**Stated exercise**
Reproduce all the lines exactly as they stand, apart from the pictures.

* Start Dataset extract *

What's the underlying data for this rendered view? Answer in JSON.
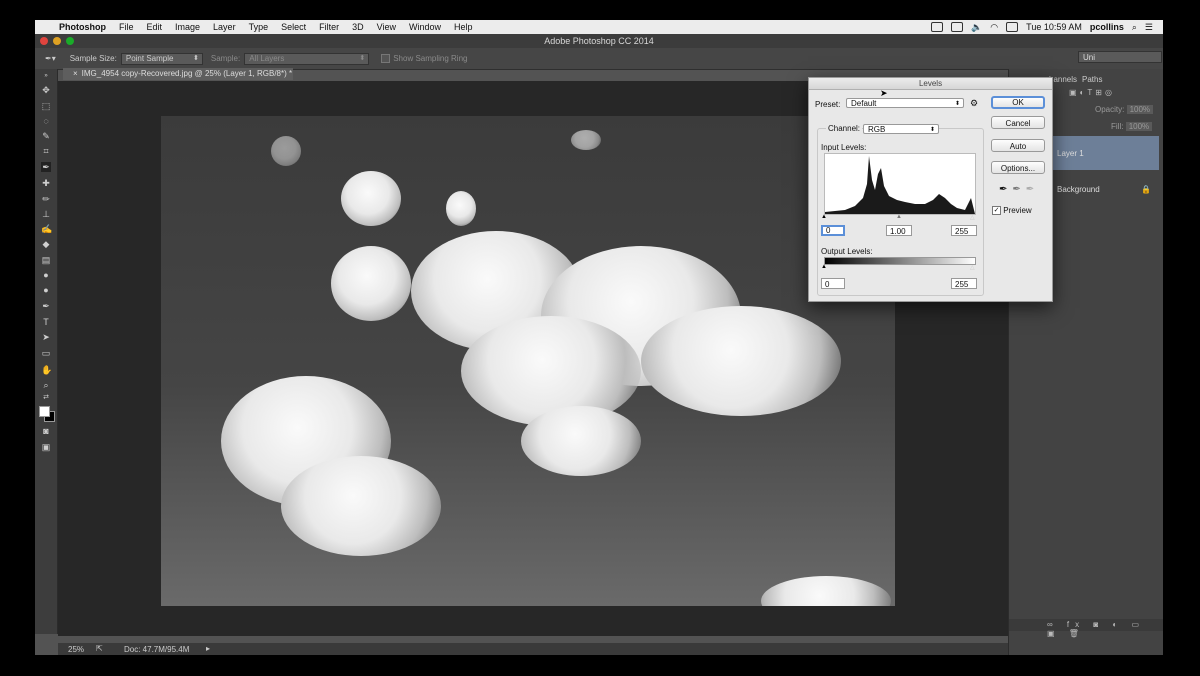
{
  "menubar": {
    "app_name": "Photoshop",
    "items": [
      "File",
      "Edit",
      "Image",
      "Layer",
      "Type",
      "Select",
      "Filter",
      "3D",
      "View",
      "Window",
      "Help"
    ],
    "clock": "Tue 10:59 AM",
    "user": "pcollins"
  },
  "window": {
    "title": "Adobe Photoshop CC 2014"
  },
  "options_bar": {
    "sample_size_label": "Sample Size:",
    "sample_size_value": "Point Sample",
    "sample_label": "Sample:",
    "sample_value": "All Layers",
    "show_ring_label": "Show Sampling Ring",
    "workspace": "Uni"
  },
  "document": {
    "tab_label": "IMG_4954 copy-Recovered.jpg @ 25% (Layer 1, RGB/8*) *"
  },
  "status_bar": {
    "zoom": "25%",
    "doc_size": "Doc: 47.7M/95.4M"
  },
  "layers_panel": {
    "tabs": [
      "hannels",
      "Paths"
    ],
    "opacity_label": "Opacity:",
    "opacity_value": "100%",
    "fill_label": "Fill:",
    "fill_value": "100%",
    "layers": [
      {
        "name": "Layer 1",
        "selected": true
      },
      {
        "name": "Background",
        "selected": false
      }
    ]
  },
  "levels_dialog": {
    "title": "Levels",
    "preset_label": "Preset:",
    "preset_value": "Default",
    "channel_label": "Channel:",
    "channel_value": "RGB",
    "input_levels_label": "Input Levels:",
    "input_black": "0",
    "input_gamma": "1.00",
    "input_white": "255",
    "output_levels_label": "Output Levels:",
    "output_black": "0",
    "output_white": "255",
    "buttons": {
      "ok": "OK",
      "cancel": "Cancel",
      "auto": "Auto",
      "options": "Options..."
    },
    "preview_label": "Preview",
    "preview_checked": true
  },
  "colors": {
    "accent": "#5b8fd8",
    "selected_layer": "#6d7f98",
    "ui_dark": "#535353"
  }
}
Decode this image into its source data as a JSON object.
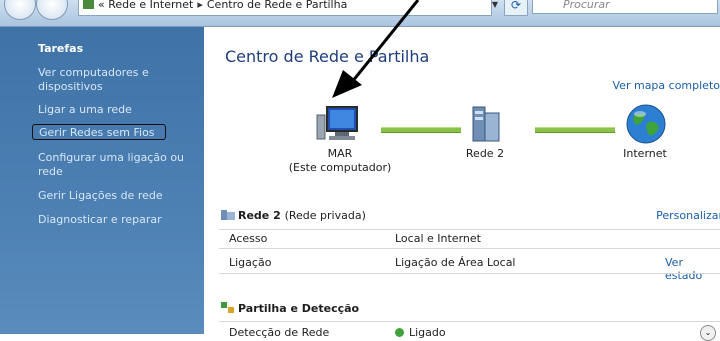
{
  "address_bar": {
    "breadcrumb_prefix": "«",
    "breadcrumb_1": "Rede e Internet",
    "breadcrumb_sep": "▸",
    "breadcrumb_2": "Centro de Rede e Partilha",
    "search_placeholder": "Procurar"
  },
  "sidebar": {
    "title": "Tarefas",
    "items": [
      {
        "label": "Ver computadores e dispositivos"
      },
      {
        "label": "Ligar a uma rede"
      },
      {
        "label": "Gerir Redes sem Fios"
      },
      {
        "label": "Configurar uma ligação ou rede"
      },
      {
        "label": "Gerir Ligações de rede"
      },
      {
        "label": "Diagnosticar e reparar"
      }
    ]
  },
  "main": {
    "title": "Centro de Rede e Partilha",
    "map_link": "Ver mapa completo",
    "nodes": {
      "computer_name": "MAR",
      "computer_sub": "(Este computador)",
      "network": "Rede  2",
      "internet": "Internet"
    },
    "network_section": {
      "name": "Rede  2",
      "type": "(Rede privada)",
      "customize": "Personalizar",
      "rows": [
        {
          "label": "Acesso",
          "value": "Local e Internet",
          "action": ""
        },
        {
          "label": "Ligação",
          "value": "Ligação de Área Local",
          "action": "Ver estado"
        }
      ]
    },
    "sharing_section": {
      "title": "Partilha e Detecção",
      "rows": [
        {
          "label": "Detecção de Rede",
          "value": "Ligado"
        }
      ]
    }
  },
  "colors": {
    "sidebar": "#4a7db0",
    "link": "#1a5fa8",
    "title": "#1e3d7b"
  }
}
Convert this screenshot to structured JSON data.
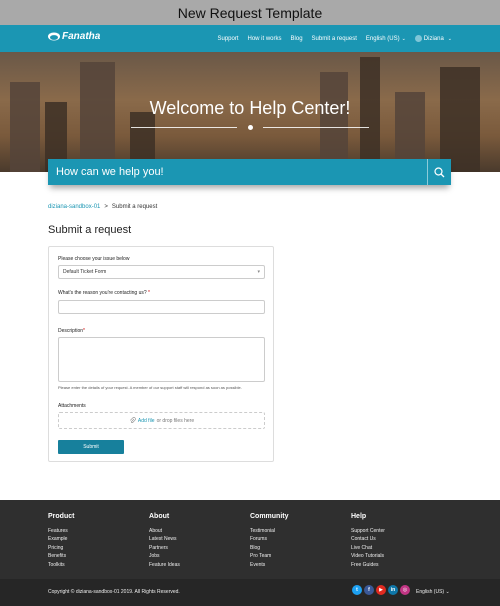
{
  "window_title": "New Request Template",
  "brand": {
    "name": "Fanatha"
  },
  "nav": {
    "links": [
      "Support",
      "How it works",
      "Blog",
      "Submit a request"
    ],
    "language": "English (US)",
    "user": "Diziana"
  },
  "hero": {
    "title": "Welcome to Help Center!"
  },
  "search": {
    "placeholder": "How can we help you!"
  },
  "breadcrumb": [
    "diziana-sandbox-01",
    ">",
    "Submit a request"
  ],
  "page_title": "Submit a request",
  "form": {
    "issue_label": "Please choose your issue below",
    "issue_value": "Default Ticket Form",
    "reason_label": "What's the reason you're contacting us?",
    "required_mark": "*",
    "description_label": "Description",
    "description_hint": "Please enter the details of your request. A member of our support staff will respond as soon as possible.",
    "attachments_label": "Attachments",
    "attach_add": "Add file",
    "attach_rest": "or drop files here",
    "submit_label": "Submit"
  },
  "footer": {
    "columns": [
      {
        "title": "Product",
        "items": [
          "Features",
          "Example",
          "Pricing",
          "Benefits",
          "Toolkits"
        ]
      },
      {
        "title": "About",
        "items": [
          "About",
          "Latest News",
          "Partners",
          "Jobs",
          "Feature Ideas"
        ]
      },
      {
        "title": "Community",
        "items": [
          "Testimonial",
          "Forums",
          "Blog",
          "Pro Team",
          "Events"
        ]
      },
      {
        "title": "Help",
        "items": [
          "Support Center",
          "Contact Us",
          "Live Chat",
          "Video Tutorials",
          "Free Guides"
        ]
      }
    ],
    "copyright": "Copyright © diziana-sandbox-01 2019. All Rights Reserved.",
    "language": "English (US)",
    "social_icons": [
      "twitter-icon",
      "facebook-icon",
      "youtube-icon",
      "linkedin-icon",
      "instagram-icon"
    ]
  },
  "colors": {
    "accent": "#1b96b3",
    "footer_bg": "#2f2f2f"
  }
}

* End Dataset extract *

**Output for this task**
What's the underlying data for this rendered view? Answer in JSON.
{
  "menubar": {
    "app_name": "Photoshop",
    "items": [
      "File",
      "Edit",
      "Image",
      "Layer",
      "Type",
      "Select",
      "Filter",
      "3D",
      "View",
      "Window",
      "Help"
    ],
    "clock": "Tue 10:59 AM",
    "user": "pcollins"
  },
  "window": {
    "title": "Adobe Photoshop CC 2014"
  },
  "options_bar": {
    "sample_size_label": "Sample Size:",
    "sample_size_value": "Point Sample",
    "sample_label": "Sample:",
    "sample_value": "All Layers",
    "show_ring_label": "Show Sampling Ring",
    "workspace": "Uni"
  },
  "document": {
    "tab_label": "IMG_4954 copy-Recovered.jpg @ 25% (Layer 1, RGB/8*) *"
  },
  "status_bar": {
    "zoom": "25%",
    "doc_size": "Doc: 47.7M/95.4M"
  },
  "layers_panel": {
    "tabs": [
      "hannels",
      "Paths"
    ],
    "opacity_label": "Opacity:",
    "opacity_value": "100%",
    "fill_label": "Fill:",
    "fill_value": "100%",
    "layers": [
      {
        "name": "Layer 1",
        "selected": true
      },
      {
        "name": "Background",
        "selected": false
      }
    ]
  },
  "levels_dialog": {
    "title": "Levels",
    "preset_label": "Preset:",
    "preset_value": "Default",
    "channel_label": "Channel:",
    "channel_value": "RGB",
    "input_levels_label": "Input Levels:",
    "input_black": "0",
    "input_gamma": "1.00",
    "input_white": "255",
    "output_levels_label": "Output Levels:",
    "output_black": "0",
    "output_white": "255",
    "buttons": {
      "ok": "OK",
      "cancel": "Cancel",
      "auto": "Auto",
      "options": "Options..."
    },
    "preview_label": "Preview",
    "preview_checked": true
  },
  "colors": {
    "accent": "#5b8fd8",
    "selected_layer": "#6d7f98",
    "ui_dark": "#535353"
  }
}
Decode this image into its source data as a JSON object.
{
  "address_bar": {
    "breadcrumb_prefix": "«",
    "breadcrumb_1": "Rede e Internet",
    "breadcrumb_sep": "▸",
    "breadcrumb_2": "Centro de Rede e Partilha",
    "search_placeholder": "Procurar"
  },
  "sidebar": {
    "title": "Tarefas",
    "items": [
      {
        "label": "Ver computadores e dispositivos"
      },
      {
        "label": "Ligar a uma rede"
      },
      {
        "label": "Gerir Redes sem Fios"
      },
      {
        "label": "Configurar uma ligação ou rede"
      },
      {
        "label": "Gerir Ligações de rede"
      },
      {
        "label": "Diagnosticar e reparar"
      }
    ]
  },
  "main": {
    "title": "Centro de Rede e Partilha",
    "map_link": "Ver mapa completo",
    "nodes": {
      "computer_name": "MAR",
      "computer_sub": "(Este computador)",
      "network": "Rede  2",
      "internet": "Internet"
    },
    "network_section": {
      "name": "Rede  2",
      "type": "(Rede privada)",
      "customize": "Personalizar",
      "rows": [
        {
          "label": "Acesso",
          "value": "Local e Internet",
          "action": ""
        },
        {
          "label": "Ligação",
          "value": "Ligação de Área Local",
          "action": "Ver estado"
        }
      ]
    },
    "sharing_section": {
      "title": "Partilha e Detecção",
      "rows": [
        {
          "label": "Detecção de Rede",
          "value": "Ligado"
        }
      ]
    }
  },
  "colors": {
    "sidebar": "#4a7db0",
    "link": "#1a5fa8",
    "title": "#1e3d7b"
  }
}
Convert this screenshot to structured JSON data.
{
  "window_title": "New Request Template",
  "brand": {
    "name": "Fanatha"
  },
  "nav": {
    "links": [
      "Support",
      "How it works",
      "Blog",
      "Submit a request"
    ],
    "language": "English (US)",
    "user": "Diziana"
  },
  "hero": {
    "title": "Welcome to Help Center!"
  },
  "search": {
    "placeholder": "How can we help you!"
  },
  "breadcrumb": [
    "diziana-sandbox-01",
    ">",
    "Submit a request"
  ],
  "page_title": "Submit a request",
  "form": {
    "issue_label": "Please choose your issue below",
    "issue_value": "Default Ticket Form",
    "reason_label": "What's the reason you're contacting us?",
    "required_mark": "*",
    "description_label": "Description",
    "description_hint": "Please enter the details of your request. A member of our support staff will respond as soon as possible.",
    "attachments_label": "Attachments",
    "attach_add": "Add file",
    "attach_rest": "or drop files here",
    "submit_label": "Submit"
  },
  "footer": {
    "columns": [
      {
        "title": "Product",
        "items": [
          "Features",
          "Example",
          "Pricing",
          "Benefits",
          "Toolkits"
        ]
      },
      {
        "title": "About",
        "items": [
          "About",
          "Latest News",
          "Partners",
          "Jobs",
          "Feature Ideas"
        ]
      },
      {
        "title": "Community",
        "items": [
          "Testimonial",
          "Forums",
          "Blog",
          "Pro Team",
          "Events"
        ]
      },
      {
        "title": "Help",
        "items": [
          "Support Center",
          "Contact Us",
          "Live Chat",
          "Video Tutorials",
          "Free Guides"
        ]
      }
    ],
    "copyright": "Copyright © diziana-sandbox-01 2019. All Rights Reserved.",
    "language": "English (US)",
    "social_icons": [
      "twitter-icon",
      "facebook-icon",
      "youtube-icon",
      "linkedin-icon",
      "instagram-icon"
    ]
  },
  "colors": {
    "accent": "#1b96b3",
    "footer_bg": "#2f2f2f"
  }
}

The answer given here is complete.